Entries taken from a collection
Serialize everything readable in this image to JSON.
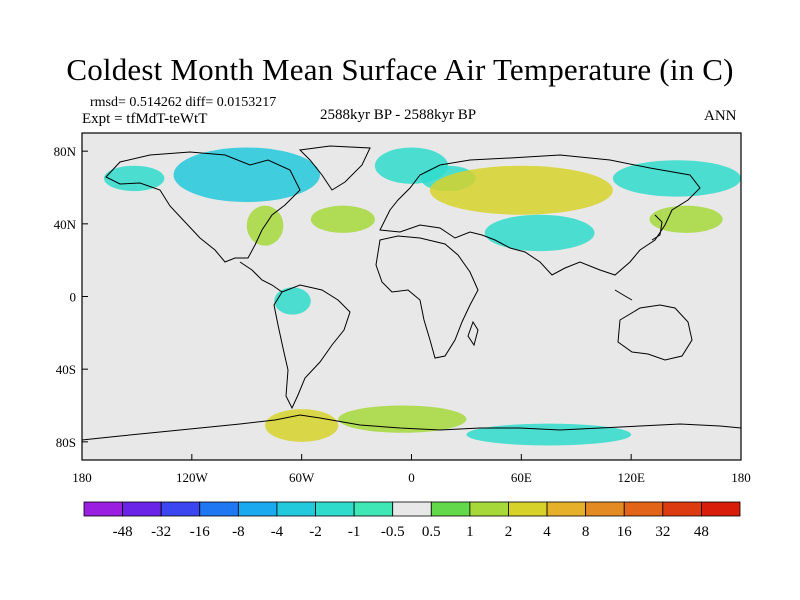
{
  "title": "Coldest Month Mean Surface Air Temperature (in C)",
  "stats_line": "rmsd= 0.514262 diff= 0.0153217",
  "experiment": "Expt = tfMdT-teWtT",
  "period": "2588kyr BP - 2588kyr BP",
  "season": "ANN",
  "axes": {
    "lat_labels": [
      "80N",
      "40N",
      "0",
      "40S",
      "80S"
    ],
    "lon_labels": [
      "180",
      "120W",
      "60W",
      "0",
      "60E",
      "120E",
      "180"
    ]
  },
  "colorbar": {
    "labels": [
      "-48",
      "-32",
      "-16",
      "-8",
      "-4",
      "-2",
      "-1",
      "-0.5",
      "0.5",
      "1",
      "2",
      "4",
      "8",
      "16",
      "32",
      "48"
    ],
    "colors": [
      "#9a1fe0",
      "#6a24e8",
      "#3b46f0",
      "#1f78f2",
      "#1aa8ee",
      "#22c8dc",
      "#2fdccb",
      "#3fe6b6",
      "#e8e8e8",
      "#63d84a",
      "#a6d83a",
      "#d6d22a",
      "#e6b02a",
      "#e48a22",
      "#e26418",
      "#dc3a10",
      "#d81e0a"
    ]
  },
  "chart_data": {
    "type": "heatmap",
    "title": "Coldest Month Mean Surface Air Temperature (in C)",
    "projection": "cylindrical equidistant",
    "lon_range": [
      -180,
      180
    ],
    "lat_range": [
      -90,
      90
    ],
    "units": "C",
    "rmsd": 0.514262,
    "diff": 0.0153217,
    "levels": [
      -48,
      -32,
      -16,
      -8,
      -4,
      -2,
      -1,
      -0.5,
      0.5,
      1,
      2,
      4,
      8,
      16,
      32,
      48
    ],
    "regions": [
      {
        "name": "arctic-canada",
        "lon": [
          -130,
          -50
        ],
        "lat": [
          52,
          82
        ],
        "level": "-2"
      },
      {
        "name": "alaska",
        "lon": [
          -168,
          -135
        ],
        "lat": [
          58,
          72
        ],
        "level": "-1"
      },
      {
        "name": "greenland-sea",
        "lon": [
          -20,
          20
        ],
        "lat": [
          62,
          82
        ],
        "level": "-1"
      },
      {
        "name": "scandinavia",
        "lon": [
          5,
          35
        ],
        "lat": [
          58,
          72
        ],
        "level": "-1"
      },
      {
        "name": "siberia",
        "lon": [
          10,
          110
        ],
        "lat": [
          45,
          72
        ],
        "level": "2"
      },
      {
        "name": "east-siberia",
        "lon": [
          110,
          180
        ],
        "lat": [
          55,
          75
        ],
        "level": "-1"
      },
      {
        "name": "north-atlantic",
        "lon": [
          -55,
          -20
        ],
        "lat": [
          35,
          50
        ],
        "level": "1"
      },
      {
        "name": "eastern-usa",
        "lon": [
          -90,
          -70
        ],
        "lat": [
          28,
          50
        ],
        "level": "1"
      },
      {
        "name": "central-asia",
        "lon": [
          40,
          100
        ],
        "lat": [
          25,
          45
        ],
        "level": "-1"
      },
      {
        "name": "north-pacific",
        "lon": [
          130,
          170
        ],
        "lat": [
          35,
          50
        ],
        "level": "1"
      },
      {
        "name": "amazon",
        "lon": [
          -75,
          -55
        ],
        "lat": [
          -10,
          5
        ],
        "level": "-1"
      },
      {
        "name": "antarctic-peninsula",
        "lon": [
          -80,
          -40
        ],
        "lat": [
          -80,
          -62
        ],
        "level": "2"
      },
      {
        "name": "southern-ocean-atl",
        "lon": [
          -40,
          30
        ],
        "lat": [
          -75,
          -60
        ],
        "level": "1"
      },
      {
        "name": "southern-ocean-ind",
        "lon": [
          30,
          120
        ],
        "lat": [
          -82,
          -70
        ],
        "level": "-1"
      }
    ]
  }
}
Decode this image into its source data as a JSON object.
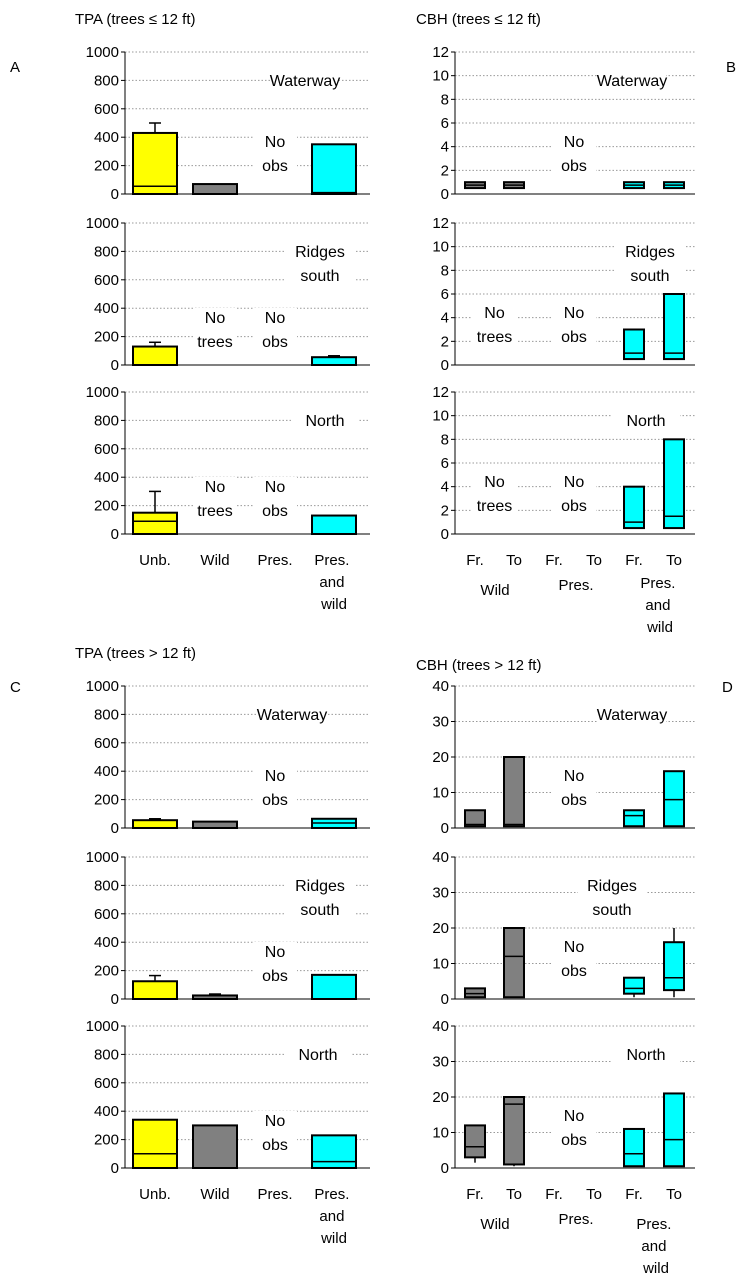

▶ _Set problem_: Omit the pictures. Transcribe every record exactly.

▶ _The response_:
Serialize everything readable in this image to JSON.
{
  "title": "Coldest Month Mean Surface Air Temperature (in C)",
  "stats_line": "rmsd= 0.514262 diff= 0.0153217",
  "experiment": "Expt = tfMdT-teWtT",
  "period": "2588kyr BP - 2588kyr BP",
  "season": "ANN",
  "axes": {
    "lat_labels": [
      "80N",
      "40N",
      "0",
      "40S",
      "80S"
    ],
    "lon_labels": [
      "180",
      "120W",
      "60W",
      "0",
      "60E",
      "120E",
      "180"
    ]
  },
  "colorbar": {
    "labels": [
      "-48",
      "-32",
      "-16",
      "-8",
      "-4",
      "-2",
      "-1",
      "-0.5",
      "0.5",
      "1",
      "2",
      "4",
      "8",
      "16",
      "32",
      "48"
    ],
    "colors": [
      "#9a1fe0",
      "#6a24e8",
      "#3b46f0",
      "#1f78f2",
      "#1aa8ee",
      "#22c8dc",
      "#2fdccb",
      "#3fe6b6",
      "#e8e8e8",
      "#63d84a",
      "#a6d83a",
      "#d6d22a",
      "#e6b02a",
      "#e48a22",
      "#e26418",
      "#dc3a10",
      "#d81e0a"
    ]
  },
  "chart_data": {
    "type": "heatmap",
    "title": "Coldest Month Mean Surface Air Temperature (in C)",
    "projection": "cylindrical equidistant",
    "lon_range": [
      -180,
      180
    ],
    "lat_range": [
      -90,
      90
    ],
    "units": "C",
    "rmsd": 0.514262,
    "diff": 0.0153217,
    "levels": [
      -48,
      -32,
      -16,
      -8,
      -4,
      -2,
      -1,
      -0.5,
      0.5,
      1,
      2,
      4,
      8,
      16,
      32,
      48
    ],
    "regions": [
      {
        "name": "arctic-canada",
        "lon": [
          -130,
          -50
        ],
        "lat": [
          52,
          82
        ],
        "level": "-2"
      },
      {
        "name": "alaska",
        "lon": [
          -168,
          -135
        ],
        "lat": [
          58,
          72
        ],
        "level": "-1"
      },
      {
        "name": "greenland-sea",
        "lon": [
          -20,
          20
        ],
        "lat": [
          62,
          82
        ],
        "level": "-1"
      },
      {
        "name": "scandinavia",
        "lon": [
          5,
          35
        ],
        "lat": [
          58,
          72
        ],
        "level": "-1"
      },
      {
        "name": "siberia",
        "lon": [
          10,
          110
        ],
        "lat": [
          45,
          72
        ],
        "level": "2"
      },
      {
        "name": "east-siberia",
        "lon": [
          110,
          180
        ],
        "lat": [
          55,
          75
        ],
        "level": "-1"
      },
      {
        "name": "north-atlantic",
        "lon": [
          -55,
          -20
        ],
        "lat": [
          35,
          50
        ],
        "level": "1"
      },
      {
        "name": "eastern-usa",
        "lon": [
          -90,
          -70
        ],
        "lat": [
          28,
          50
        ],
        "level": "1"
      },
      {
        "name": "central-asia",
        "lon": [
          40,
          100
        ],
        "lat": [
          25,
          45
        ],
        "level": "-1"
      },
      {
        "name": "north-pacific",
        "lon": [
          130,
          170
        ],
        "lat": [
          35,
          50
        ],
        "level": "1"
      },
      {
        "name": "amazon",
        "lon": [
          -75,
          -55
        ],
        "lat": [
          -10,
          5
        ],
        "level": "-1"
      },
      {
        "name": "antarctic-peninsula",
        "lon": [
          -80,
          -40
        ],
        "lat": [
          -80,
          -62
        ],
        "level": "2"
      },
      {
        "name": "southern-ocean-atl",
        "lon": [
          -40,
          30
        ],
        "lat": [
          -75,
          -60
        ],
        "level": "1"
      },
      {
        "name": "southern-ocean-ind",
        "lon": [
          30,
          120
        ],
        "lat": [
          -82,
          -70
        ],
        "level": "-1"
      }
    ]
  }
}
Decode this image into its source data as a JSON object.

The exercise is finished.